RE: [WSG] Aural Property in CSS2???

2004-02-18 Thread Mark Stanton

There's lots of cool stuff in CSS 2, but the spec itself is broken, I can't
remember if it ever even became a W3C recomendation or not. CSS 2.1 is in
its final stages now and its specifically designed to fix the problems in
the CSS 2 spec.

In light of this - I don't think any browsers have actually made any sort of
real effort to completely support CSS 2 yet.

So in short - forget CSS 2 - it died before it ever got off the ground. CSS
2.1 is where its at but assuming that it becomes a recommendation sometime
in the next few months - I doubt you will see any browser fully support it
within the next 12 months and you are looking at a number of years before
you see broad based support.

Another interesting point is that (AFAIK) screen readers have some of the
worst CSS support out of any of the browsers barring lynx (which doesn't
support CSS at all). I think most of the aural stuff in CSS is aimed a
screen readers and other audio agents (like voicemail services)  not your
common visual browsers.

On a kind of side topic there was a really interesting blog post a while
back where a guy had a chat to the IE dev teams and managed get them to take
feature requests via his blog. The requests are listed at:
http://scoblecomments.scripting.com/comments?u=1011p=6183link=http%3A%2F%2
Fradio.weblogs.com%2F0001011%2F2004%2F01%2F14.html%23a6183. Well worth a
read.

Mostly people asked for tabbed browsing, PNG support and CSS 2 support. The
most interesting comment in there is one from Tantek Celik. When Tantek
talks about CSS - its best to really listen very closely because he is at
the center of it all - he was formally in charge of CSS support in the
IE/Mac team and is now part of the CSS working group at the W3C.

Do a search for tantek  read his comment - there is lots of interesting
stuff in there.

Information provided:
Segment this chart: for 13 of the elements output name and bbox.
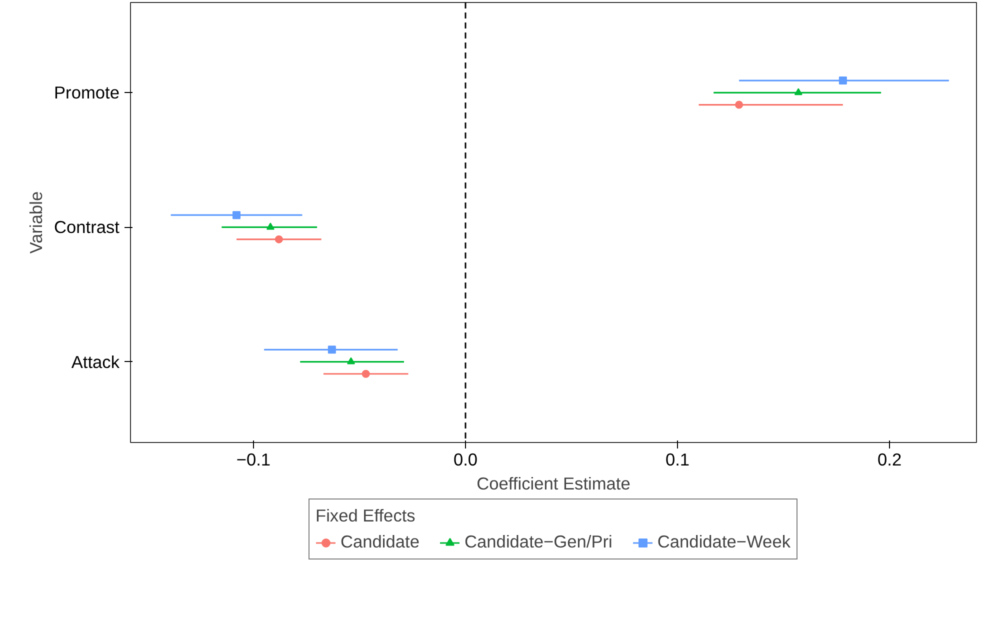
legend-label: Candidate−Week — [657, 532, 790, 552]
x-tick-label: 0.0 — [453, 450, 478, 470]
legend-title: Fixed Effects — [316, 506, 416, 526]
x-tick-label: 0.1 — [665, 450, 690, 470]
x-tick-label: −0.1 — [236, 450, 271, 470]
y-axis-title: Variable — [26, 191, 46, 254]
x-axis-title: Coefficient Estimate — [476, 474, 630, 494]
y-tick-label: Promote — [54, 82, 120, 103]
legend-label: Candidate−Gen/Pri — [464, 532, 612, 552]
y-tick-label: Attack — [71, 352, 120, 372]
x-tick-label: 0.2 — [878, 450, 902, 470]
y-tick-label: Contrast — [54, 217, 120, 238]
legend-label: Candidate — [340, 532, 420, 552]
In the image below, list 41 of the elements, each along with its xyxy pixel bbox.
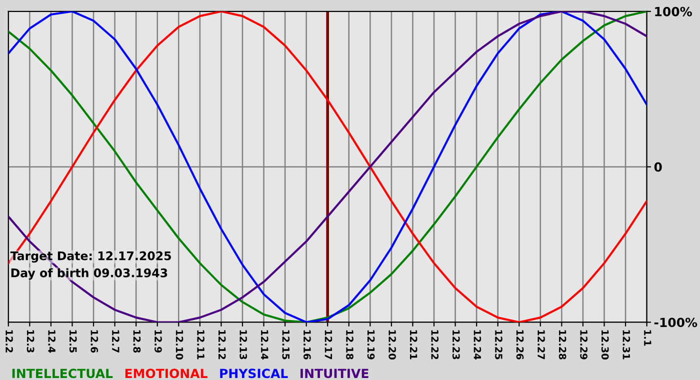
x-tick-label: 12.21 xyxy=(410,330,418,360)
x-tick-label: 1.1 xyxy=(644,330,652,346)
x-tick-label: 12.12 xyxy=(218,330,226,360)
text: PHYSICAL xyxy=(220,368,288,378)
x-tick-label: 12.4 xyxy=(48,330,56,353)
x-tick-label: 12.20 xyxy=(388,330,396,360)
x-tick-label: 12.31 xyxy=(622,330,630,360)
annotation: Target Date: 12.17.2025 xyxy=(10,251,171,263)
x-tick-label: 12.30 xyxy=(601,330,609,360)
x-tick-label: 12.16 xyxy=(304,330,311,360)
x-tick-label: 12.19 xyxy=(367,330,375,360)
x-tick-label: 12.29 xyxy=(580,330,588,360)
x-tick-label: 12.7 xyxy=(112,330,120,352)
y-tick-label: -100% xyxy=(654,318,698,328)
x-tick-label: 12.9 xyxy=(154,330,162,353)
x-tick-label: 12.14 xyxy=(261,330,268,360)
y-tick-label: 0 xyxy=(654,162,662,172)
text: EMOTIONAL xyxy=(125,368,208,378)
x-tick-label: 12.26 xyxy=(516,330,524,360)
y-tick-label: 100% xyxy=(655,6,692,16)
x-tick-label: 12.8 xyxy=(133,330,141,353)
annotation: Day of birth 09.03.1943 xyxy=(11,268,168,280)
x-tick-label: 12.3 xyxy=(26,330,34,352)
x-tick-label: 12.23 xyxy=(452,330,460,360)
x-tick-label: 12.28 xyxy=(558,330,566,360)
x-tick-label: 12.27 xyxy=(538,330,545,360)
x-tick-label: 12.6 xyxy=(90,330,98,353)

Problems to work on:
**1)** Output everything in the CSS 2 post from "In light of" down to "common visual browsers.", word for word.
**2)** Sum up the CSS 2 post in two sentences.
**3)** Take the CSS 2 post further, starting right after its last sentence.
The listing is separate material and has nothing to do with the CSS 2 post.

Exercise results:
**1)**
In light of this - I don't think any browsers have actually made any sort of
real effort to completely support CSS 2 yet.

So in short - forget CSS 2 - it died before it ever got off the ground. CSS
2.1 is where its at but assuming that it becomes a recommendation sometime
in the next few months - I doubt you will see any browser fully support it
within the next 12 months and you are looking at a number of years before
you see broad based support.

Another interesting point is that (AFAIK) screen readers have some of the
worst CSS support out of any of the browsers barring lynx (which doesn't
support CSS at all). I think most of the aural stuff in CSS is aimed a
screen readers and other audio agents (like voicemail services)  not your
common visual browsers.

**2)** The CSS 2 spec is broken, no browser has really tried to support it fully, and CSS 2.1, now in its final stages, is meant to fix it, though broad support will likely take years. Screen readers, which the aural parts of CSS mainly target, have some of the worst CSS support, and a blog post where people sent feature requests to the IE team, including a comment from Tantek Celik, is well worth reading.

**3)**
Cheers

Mark


--
Mark Stanton 
Technical Director 
Gruden Pty Ltd 
Tel: 9956 6388
Mob: 0410 458 201 
Fax: 9956 8433 
http://www.gruden.com 

*
The discussion list for http://webstandardsgroup.org/
* 



RE: [WSG] Aural Property in CSS2???

2004-02-18 Thread Mark Stanton

 still its not CSS2 then is it???
Yes it is.

 if its not controlled by the browser but rather external software..

A screen reader is a browser in a sense, actually user agent is more
acurracte I guess, but the point is they do read web pages.

 i was looking for the CSS code to play a WAV file anyone? 
Barking up the wrong tree mate - you're going to need an external player for
that. I'd suggest Flash as the best option.

2 points: 

+ Do you really need sound? IMHO decorative sound like background music on
web pages sucks. Remember those pages in the late ninties with midi loops?
cringe/

+ If you really need sound - don't have it play automatically. Make the user
click a play button or something. (Just a personal opinion).




Cheers

Mark


--
Mark Stanton 
Technical Director 
Gruden Pty Ltd 
Tel: 9956 6388
Mob: 0410 458 201 
Fax: 9956 8433 
http://www.gruden.com 

*
The discussion list for http://webstandardsgroup.org/
* 



RE: [WSG] Aural Property in CSS2???

2004-02-18 Thread Chris Blown

I'm not a not huge fan of these CSS2 properties. What they are trying to
achieve is important, but how they achieve it is a mess at best. 

When voiceXML first started appearing people asked why another language?
There is no getting away from the fact that html was designed for visual
presentation not audible presentation. Screen readers are doing a pretty
good job considering how much of a wadge it really is.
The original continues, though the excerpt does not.